§ **Material supplied**:
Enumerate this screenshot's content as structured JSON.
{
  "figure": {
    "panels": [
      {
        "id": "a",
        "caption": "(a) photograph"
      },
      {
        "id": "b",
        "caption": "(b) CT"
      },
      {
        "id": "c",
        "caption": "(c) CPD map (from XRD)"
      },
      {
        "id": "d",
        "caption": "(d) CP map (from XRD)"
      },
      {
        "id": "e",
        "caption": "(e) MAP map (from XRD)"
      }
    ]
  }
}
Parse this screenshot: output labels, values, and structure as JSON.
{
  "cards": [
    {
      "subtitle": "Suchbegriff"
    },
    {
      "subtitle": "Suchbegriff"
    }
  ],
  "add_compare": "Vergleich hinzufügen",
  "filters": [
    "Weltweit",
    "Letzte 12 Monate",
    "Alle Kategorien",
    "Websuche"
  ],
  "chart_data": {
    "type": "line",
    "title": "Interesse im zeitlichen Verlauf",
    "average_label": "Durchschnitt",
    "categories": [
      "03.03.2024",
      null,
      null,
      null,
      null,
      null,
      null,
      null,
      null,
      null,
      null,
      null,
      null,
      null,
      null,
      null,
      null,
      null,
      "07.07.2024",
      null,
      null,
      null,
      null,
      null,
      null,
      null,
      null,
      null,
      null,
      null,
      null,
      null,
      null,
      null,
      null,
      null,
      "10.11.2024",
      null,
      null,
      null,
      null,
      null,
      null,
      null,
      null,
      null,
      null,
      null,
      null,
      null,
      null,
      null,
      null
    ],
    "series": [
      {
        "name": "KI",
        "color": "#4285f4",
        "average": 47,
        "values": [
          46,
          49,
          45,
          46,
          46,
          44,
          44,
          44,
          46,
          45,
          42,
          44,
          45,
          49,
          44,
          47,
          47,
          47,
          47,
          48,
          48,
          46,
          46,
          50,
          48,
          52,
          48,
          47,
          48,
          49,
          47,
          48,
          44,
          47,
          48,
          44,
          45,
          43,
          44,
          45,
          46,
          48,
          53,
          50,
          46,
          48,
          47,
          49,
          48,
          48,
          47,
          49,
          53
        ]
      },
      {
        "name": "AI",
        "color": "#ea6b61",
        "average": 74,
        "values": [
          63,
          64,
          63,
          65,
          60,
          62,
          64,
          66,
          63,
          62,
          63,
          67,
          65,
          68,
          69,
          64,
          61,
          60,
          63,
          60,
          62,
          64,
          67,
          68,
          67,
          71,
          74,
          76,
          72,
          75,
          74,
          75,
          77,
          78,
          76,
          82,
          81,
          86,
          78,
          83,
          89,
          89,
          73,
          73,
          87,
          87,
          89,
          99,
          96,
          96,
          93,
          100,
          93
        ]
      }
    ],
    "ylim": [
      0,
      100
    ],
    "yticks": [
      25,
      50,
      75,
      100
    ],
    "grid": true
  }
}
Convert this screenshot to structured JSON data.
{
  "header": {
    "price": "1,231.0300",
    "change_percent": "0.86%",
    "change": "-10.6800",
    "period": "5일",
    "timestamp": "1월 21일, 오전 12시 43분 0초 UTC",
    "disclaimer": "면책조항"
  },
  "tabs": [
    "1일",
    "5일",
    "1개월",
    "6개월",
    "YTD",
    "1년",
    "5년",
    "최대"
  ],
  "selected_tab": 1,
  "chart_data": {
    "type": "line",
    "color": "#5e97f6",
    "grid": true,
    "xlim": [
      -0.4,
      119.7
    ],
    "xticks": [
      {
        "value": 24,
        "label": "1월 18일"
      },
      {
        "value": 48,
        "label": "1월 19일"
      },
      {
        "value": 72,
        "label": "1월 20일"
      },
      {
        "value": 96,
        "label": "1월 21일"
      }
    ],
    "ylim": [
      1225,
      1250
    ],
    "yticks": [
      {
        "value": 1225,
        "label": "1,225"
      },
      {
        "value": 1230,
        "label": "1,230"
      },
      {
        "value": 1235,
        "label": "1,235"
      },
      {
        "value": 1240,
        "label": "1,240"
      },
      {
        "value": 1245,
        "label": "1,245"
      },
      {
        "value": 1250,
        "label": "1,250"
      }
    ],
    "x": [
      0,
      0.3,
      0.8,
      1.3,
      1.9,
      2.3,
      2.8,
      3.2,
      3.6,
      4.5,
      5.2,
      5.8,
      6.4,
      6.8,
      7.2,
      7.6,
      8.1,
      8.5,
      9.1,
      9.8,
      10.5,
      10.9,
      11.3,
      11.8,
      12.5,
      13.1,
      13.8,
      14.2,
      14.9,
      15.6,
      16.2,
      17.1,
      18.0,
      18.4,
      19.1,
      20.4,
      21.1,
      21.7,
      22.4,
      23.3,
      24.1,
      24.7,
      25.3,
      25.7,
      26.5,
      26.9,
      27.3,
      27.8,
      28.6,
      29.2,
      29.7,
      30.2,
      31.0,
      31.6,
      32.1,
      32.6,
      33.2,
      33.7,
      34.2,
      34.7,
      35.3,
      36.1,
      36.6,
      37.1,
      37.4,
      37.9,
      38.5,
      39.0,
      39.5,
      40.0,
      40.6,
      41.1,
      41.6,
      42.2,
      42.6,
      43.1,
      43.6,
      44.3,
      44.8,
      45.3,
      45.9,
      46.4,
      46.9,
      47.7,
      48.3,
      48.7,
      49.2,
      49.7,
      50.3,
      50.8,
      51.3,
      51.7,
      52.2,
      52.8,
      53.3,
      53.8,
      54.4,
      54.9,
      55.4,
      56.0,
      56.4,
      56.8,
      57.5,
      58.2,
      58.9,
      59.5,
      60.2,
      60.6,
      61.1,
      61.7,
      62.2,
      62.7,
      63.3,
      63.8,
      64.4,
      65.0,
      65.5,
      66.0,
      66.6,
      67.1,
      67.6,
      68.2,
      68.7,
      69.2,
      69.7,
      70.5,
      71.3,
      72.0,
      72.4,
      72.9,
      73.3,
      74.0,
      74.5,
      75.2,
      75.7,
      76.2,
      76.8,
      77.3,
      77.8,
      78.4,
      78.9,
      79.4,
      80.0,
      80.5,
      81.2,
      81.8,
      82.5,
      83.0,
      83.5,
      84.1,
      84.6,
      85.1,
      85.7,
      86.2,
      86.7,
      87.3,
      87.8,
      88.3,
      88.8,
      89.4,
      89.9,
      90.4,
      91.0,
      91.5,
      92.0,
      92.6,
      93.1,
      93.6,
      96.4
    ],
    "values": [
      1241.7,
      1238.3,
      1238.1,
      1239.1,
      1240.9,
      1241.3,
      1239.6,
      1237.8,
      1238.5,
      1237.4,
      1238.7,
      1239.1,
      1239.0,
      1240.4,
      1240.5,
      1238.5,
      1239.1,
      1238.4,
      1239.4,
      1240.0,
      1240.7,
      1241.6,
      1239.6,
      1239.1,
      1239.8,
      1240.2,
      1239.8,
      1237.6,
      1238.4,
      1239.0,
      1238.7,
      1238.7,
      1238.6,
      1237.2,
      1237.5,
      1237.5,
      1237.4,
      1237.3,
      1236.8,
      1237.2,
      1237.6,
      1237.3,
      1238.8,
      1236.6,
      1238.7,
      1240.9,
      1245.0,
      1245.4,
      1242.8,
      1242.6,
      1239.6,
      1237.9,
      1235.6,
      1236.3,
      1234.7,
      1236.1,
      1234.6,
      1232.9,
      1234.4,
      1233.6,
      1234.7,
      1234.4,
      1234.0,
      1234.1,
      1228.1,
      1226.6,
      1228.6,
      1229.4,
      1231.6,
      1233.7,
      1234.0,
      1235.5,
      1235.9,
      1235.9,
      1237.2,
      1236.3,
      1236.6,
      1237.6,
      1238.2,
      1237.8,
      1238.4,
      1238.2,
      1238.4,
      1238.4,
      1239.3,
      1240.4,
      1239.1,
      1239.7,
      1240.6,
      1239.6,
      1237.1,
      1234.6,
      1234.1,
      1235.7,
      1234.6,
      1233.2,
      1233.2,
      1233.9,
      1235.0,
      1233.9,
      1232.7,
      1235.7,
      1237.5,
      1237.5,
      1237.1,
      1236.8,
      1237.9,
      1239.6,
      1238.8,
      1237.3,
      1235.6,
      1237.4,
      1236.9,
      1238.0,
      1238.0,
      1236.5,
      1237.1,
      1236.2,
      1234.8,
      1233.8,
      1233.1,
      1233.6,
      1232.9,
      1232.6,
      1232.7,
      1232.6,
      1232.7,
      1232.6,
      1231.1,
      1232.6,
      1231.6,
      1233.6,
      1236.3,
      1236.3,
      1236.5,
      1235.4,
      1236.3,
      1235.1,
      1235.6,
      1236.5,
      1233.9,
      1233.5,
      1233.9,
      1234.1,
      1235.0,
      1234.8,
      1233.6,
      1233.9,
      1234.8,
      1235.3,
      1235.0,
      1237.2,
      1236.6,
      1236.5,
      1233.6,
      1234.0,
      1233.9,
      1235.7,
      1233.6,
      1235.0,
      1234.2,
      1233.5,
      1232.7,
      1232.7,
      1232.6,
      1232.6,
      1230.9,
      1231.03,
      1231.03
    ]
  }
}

§ **Aim of the exercise**:
Write out every line of the entries that holds the word "caption".

§ **Response**:
        "caption": "(a) photograph"
        "caption": "(b) CT"
        "caption": "(c) CPD map (from XRD)"
        "caption": "(d) CP map (from XRD)"
        "caption": "(e) MAP map (from XRD)"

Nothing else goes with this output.